◆ What to do ◆
Gather each line in the entries that includes the string "Density".

◆ Dataset listings of figures ◆
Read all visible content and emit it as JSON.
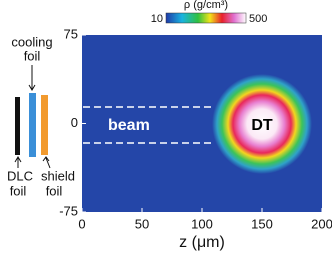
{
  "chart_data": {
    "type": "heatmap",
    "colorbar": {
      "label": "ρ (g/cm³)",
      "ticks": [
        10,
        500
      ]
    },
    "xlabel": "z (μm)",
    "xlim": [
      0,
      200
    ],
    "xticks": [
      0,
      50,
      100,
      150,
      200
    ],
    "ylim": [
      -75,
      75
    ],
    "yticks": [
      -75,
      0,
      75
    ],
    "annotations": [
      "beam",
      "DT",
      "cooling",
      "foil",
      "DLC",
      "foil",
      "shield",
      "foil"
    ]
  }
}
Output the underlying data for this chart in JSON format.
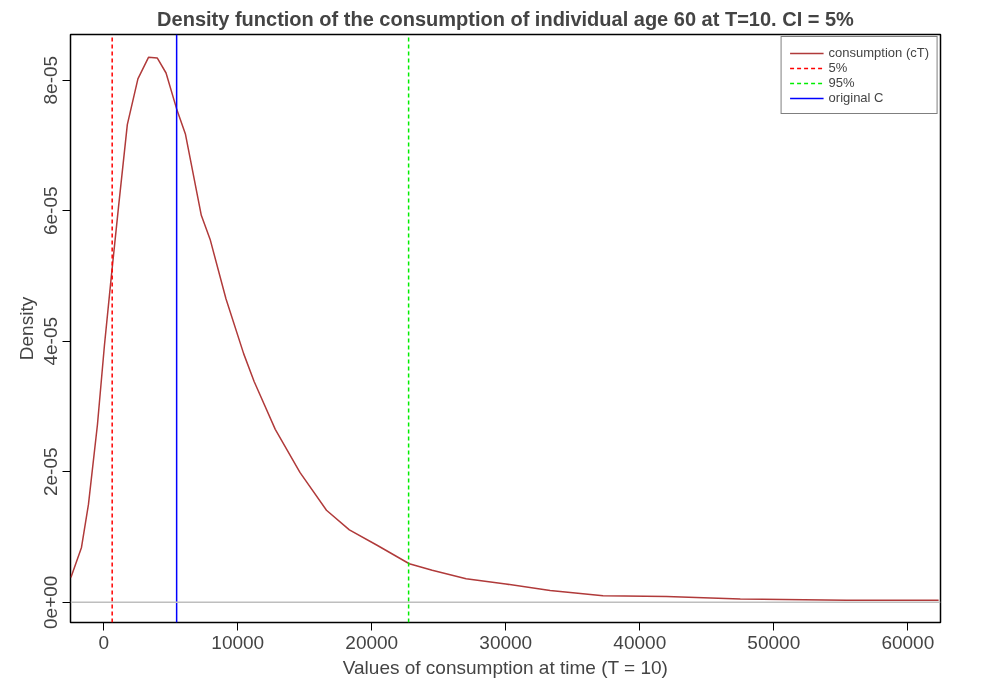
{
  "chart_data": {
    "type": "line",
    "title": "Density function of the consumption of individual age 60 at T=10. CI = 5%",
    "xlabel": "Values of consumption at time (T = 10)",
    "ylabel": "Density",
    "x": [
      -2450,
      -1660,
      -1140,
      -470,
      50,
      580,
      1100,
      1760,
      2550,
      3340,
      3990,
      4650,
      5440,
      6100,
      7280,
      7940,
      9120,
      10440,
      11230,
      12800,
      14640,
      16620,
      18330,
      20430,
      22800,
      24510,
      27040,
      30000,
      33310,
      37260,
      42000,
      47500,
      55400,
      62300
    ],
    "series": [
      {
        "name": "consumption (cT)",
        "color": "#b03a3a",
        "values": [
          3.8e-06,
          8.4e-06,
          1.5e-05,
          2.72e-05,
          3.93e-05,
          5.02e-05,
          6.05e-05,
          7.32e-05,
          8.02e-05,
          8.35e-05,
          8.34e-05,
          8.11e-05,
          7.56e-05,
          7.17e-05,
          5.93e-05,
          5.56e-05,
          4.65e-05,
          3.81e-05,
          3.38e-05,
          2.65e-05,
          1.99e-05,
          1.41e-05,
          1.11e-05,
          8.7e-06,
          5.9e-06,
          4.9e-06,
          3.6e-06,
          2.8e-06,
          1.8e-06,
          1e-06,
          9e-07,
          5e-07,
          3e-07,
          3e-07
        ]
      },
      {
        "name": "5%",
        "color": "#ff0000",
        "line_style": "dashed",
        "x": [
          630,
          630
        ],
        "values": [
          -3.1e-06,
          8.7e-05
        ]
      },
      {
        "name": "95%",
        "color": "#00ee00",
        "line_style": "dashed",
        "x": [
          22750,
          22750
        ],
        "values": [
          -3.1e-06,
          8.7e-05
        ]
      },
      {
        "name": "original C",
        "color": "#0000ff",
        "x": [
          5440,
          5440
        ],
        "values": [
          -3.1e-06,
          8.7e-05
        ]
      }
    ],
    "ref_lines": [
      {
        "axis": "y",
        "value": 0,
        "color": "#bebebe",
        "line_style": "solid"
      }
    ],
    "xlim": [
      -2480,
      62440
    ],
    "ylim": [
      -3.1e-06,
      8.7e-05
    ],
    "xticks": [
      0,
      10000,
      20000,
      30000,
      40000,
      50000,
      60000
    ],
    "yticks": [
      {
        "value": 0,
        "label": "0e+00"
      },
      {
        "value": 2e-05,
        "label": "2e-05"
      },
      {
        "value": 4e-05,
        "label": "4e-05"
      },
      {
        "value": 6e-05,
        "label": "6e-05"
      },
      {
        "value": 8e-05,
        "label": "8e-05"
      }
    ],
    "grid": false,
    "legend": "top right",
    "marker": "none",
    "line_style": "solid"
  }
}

◆ Task solution ◆
    "title": "Density function of the consumption of individual age 60 at T=10. CI = 5%",
    "ylabel": "Density",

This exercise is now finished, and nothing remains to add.